▶ _WORK TO COMPLETE_: Answer with nothing but a number: how many lines include the word "amount"?

Records:
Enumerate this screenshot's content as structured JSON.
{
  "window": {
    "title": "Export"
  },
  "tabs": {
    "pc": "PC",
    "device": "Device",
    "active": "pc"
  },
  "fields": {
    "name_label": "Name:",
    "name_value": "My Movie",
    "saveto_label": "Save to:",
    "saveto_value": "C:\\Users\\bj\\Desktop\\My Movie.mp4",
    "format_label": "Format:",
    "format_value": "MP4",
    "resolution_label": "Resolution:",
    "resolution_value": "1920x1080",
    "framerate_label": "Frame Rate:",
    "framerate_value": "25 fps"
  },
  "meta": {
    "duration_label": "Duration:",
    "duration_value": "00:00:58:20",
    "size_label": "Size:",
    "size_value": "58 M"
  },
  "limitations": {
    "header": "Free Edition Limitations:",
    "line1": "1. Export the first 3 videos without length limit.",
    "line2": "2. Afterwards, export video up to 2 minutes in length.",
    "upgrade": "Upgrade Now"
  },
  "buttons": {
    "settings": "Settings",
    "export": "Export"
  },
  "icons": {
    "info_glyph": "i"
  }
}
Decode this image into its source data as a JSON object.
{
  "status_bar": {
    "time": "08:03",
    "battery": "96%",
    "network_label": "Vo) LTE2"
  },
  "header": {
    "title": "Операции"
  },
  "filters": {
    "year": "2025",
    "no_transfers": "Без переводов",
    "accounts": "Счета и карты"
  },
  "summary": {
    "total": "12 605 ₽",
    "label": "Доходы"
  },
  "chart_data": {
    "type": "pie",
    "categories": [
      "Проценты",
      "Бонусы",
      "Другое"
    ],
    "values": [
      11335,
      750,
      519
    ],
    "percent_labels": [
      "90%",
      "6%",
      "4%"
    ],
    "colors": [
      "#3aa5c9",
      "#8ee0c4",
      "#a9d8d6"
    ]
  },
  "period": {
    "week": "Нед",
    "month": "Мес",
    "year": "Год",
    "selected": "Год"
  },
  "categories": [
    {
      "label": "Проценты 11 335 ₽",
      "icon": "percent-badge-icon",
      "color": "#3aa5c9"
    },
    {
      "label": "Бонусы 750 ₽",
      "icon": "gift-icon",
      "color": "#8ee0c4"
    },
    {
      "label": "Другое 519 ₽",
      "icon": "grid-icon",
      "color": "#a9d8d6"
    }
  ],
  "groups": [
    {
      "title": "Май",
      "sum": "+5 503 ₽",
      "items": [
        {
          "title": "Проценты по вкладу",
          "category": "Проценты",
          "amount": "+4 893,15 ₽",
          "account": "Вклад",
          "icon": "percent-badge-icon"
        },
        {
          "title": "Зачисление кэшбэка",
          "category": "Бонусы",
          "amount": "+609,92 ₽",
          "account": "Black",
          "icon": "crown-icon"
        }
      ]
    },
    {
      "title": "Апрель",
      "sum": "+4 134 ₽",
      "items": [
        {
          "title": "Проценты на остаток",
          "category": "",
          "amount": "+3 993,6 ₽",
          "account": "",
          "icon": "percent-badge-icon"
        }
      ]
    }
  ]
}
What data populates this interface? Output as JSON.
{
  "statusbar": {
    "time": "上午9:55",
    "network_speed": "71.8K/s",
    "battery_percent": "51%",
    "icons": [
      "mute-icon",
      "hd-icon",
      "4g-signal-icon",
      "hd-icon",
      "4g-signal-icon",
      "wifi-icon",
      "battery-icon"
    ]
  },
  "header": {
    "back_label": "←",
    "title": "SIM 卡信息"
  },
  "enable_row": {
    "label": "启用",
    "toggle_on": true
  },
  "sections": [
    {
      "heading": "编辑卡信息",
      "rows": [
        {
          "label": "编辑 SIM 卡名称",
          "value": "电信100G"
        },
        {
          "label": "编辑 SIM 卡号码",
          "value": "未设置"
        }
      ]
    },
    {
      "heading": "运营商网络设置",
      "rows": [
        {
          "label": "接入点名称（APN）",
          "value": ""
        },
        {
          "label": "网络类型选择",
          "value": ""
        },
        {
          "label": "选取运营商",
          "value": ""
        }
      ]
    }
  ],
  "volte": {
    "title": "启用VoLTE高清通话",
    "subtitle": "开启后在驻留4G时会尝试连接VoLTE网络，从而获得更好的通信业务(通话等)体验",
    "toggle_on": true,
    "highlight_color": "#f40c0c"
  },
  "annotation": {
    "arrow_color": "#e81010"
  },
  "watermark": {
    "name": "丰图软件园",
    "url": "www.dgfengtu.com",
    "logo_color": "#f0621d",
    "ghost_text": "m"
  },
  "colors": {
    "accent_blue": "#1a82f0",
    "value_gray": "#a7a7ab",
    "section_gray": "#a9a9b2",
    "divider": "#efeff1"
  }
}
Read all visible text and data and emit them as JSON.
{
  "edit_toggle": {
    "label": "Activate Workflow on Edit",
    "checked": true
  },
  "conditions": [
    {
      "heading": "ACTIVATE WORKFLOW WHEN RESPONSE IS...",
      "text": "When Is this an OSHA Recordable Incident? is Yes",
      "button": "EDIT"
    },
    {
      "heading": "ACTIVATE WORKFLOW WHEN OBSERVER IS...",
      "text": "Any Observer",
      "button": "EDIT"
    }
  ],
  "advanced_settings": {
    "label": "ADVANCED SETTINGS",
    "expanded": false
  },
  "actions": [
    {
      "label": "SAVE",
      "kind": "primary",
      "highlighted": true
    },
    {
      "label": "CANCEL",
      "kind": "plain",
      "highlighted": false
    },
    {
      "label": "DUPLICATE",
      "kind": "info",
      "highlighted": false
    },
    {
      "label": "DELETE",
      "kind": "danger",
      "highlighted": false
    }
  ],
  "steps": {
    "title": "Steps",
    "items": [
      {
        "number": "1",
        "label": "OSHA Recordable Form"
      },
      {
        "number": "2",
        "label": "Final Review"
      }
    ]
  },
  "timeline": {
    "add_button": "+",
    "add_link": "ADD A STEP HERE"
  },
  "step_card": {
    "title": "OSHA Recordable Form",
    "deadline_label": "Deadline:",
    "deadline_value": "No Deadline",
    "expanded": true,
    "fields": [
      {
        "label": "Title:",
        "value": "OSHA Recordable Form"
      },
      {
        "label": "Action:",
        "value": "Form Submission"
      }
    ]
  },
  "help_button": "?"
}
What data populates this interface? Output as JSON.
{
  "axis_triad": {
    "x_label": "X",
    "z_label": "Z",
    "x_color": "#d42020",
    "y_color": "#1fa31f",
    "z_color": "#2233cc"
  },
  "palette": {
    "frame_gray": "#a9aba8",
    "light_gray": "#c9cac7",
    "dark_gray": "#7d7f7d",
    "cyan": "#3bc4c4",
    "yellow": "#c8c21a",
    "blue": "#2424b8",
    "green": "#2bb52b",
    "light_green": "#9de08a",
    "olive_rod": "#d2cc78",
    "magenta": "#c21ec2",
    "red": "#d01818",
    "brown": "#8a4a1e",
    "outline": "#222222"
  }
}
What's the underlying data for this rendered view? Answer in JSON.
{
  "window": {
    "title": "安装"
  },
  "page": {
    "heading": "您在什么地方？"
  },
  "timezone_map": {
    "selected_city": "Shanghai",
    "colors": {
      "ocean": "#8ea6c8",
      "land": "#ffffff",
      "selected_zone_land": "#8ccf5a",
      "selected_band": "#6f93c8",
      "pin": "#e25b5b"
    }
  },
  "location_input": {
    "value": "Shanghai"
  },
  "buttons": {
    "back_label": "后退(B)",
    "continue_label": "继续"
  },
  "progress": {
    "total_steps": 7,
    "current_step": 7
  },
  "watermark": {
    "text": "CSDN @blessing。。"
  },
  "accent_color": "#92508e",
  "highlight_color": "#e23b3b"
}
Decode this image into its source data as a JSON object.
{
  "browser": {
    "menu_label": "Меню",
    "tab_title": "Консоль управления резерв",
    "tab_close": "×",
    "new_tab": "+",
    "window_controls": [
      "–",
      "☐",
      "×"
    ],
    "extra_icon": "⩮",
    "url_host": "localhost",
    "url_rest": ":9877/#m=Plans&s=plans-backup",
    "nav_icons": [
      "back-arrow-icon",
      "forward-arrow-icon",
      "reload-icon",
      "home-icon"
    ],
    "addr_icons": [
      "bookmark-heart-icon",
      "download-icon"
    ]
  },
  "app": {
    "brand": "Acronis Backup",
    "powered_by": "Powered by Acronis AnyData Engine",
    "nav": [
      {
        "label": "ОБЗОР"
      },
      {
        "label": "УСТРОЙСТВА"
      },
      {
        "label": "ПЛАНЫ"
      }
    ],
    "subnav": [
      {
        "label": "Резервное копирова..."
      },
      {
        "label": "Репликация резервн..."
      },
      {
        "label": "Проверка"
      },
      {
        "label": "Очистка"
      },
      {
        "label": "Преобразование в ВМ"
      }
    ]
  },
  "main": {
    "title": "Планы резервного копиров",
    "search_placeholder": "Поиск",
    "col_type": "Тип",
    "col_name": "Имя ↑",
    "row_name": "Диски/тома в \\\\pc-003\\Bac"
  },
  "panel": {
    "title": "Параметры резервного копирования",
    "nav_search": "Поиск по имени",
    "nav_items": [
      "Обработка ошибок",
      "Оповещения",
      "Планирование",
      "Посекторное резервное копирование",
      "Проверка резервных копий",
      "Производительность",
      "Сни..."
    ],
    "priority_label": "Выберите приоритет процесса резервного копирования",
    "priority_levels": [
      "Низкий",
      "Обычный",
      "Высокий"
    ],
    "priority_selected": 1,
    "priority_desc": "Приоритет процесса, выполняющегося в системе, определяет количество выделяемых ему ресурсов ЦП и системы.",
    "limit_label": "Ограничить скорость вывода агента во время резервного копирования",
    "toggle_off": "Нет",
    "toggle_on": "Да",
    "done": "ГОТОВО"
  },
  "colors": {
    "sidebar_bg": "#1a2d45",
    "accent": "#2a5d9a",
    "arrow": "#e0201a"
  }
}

▶ _TASK RESPONSE_: 3